◆ Required task ◆
In the listing below, locate the lines that hold the string "account". Copy those lines.

•••

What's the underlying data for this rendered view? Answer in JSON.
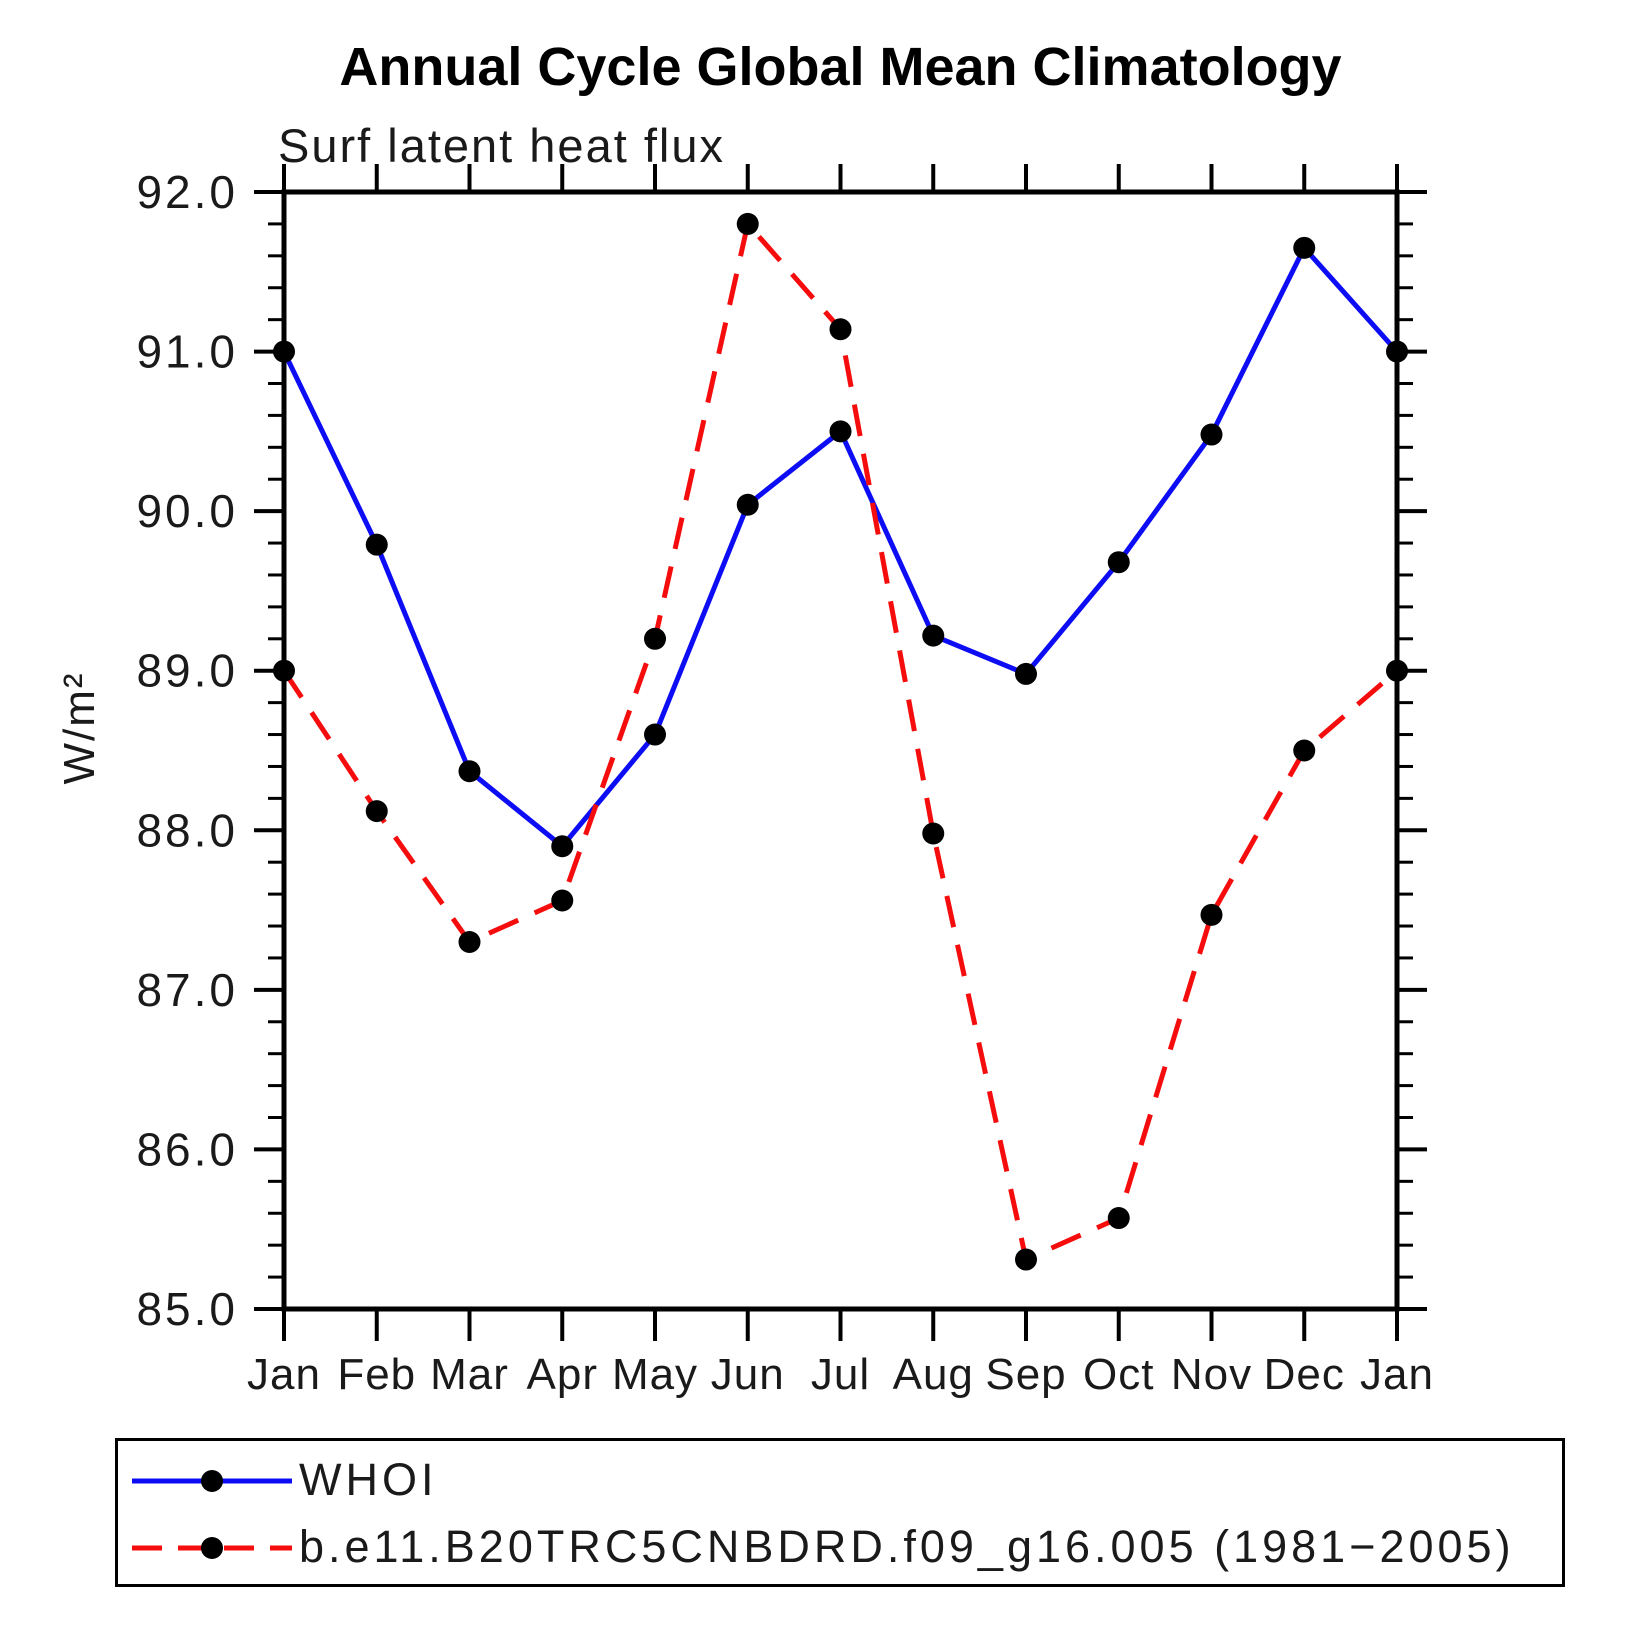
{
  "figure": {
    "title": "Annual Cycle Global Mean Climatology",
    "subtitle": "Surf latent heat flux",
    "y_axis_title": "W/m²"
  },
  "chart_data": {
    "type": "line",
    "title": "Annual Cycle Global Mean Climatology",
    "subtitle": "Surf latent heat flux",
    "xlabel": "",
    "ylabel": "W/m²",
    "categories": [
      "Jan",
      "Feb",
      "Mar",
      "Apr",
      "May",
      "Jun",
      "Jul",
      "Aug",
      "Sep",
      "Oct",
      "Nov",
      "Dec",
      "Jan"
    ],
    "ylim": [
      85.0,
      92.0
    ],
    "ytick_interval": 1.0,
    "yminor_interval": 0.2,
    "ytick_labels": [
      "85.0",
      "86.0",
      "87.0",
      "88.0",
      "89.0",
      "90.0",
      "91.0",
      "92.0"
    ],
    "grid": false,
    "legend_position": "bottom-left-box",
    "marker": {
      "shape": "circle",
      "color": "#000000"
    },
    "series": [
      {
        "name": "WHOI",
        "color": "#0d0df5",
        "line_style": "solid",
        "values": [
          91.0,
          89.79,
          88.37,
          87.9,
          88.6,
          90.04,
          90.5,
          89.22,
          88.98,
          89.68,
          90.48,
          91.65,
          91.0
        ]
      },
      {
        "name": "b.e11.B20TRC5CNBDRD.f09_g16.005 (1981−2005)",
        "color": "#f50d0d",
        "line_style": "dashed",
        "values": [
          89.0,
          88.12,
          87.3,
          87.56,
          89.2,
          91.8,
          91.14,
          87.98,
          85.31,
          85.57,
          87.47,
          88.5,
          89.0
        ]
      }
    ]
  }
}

•••

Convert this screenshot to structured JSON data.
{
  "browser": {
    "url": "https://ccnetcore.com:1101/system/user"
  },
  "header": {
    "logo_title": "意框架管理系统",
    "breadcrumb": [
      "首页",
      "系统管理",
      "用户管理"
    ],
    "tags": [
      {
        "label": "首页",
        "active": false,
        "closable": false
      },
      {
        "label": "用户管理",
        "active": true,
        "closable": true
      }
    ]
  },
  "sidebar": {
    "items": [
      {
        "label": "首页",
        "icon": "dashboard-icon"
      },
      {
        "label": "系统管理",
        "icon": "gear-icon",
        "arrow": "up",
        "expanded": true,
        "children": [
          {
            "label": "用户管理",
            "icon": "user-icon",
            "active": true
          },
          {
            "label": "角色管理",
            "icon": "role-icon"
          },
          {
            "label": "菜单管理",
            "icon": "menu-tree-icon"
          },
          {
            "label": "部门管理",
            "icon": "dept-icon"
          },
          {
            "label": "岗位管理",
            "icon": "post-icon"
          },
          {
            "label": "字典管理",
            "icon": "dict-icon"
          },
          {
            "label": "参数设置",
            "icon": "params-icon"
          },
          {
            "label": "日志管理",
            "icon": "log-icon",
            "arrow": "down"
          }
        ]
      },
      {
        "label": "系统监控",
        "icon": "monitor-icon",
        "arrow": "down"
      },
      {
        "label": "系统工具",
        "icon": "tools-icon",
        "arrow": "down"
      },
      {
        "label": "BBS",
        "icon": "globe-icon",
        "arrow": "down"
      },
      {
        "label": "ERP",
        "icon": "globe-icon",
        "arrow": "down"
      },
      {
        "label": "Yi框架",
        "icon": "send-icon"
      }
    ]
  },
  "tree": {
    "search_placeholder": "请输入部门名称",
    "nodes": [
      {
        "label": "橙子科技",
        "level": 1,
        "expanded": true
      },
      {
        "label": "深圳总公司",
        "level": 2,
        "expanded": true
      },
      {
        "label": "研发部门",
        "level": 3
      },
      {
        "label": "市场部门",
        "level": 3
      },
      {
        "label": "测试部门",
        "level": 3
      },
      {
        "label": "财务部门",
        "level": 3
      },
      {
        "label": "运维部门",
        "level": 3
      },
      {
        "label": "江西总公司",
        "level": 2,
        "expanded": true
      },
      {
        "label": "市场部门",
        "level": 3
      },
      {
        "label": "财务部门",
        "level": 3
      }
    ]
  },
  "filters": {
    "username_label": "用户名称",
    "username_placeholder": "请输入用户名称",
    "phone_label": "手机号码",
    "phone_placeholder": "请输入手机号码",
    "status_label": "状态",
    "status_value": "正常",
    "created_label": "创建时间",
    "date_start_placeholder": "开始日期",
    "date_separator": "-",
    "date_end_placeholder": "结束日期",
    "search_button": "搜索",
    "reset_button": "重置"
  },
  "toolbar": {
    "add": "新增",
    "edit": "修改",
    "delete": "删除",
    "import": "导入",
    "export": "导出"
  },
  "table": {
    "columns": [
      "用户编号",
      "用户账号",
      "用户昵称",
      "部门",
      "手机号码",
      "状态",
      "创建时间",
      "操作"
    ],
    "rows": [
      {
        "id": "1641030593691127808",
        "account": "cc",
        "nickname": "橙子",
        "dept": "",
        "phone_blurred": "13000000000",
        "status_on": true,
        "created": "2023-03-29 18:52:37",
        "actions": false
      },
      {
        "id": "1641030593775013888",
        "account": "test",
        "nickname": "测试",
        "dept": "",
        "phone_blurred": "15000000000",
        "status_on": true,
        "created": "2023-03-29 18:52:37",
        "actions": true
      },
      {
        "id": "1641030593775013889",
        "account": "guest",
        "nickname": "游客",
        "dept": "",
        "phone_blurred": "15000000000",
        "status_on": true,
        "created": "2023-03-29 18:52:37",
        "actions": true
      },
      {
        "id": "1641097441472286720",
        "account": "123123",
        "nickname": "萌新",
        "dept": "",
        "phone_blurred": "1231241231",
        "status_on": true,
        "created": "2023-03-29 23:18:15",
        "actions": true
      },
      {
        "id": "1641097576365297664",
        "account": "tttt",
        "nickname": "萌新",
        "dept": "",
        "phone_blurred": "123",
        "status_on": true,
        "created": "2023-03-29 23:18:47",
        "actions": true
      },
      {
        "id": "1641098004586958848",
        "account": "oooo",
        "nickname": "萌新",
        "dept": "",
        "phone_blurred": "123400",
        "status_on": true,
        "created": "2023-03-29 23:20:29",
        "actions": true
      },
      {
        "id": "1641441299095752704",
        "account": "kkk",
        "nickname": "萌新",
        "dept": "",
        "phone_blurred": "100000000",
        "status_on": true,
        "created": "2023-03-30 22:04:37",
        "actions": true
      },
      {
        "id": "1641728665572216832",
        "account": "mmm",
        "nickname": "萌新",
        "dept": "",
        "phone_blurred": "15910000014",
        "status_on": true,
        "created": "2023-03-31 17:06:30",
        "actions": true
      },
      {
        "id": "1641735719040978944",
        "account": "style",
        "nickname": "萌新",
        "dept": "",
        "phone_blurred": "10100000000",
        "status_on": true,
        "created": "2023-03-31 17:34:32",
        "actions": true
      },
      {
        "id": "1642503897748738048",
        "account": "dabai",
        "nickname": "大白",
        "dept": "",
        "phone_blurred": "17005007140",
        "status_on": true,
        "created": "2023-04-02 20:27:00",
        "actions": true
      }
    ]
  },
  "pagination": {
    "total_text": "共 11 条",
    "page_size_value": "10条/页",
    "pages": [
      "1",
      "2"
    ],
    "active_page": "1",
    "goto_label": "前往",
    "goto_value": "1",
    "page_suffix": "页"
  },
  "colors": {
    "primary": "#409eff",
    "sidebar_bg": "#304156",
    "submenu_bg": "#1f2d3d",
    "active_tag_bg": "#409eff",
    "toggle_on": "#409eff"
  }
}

•••

◆ Response to the task ◆
        "account": "cc",
        "account": "test",
        "account": "guest",
        "account": "123123",
        "account": "tttt",
        "account": "oooo",
        "account": "kkk",
        "account": "mmm",
        "account": "style",
        "account": "dabai",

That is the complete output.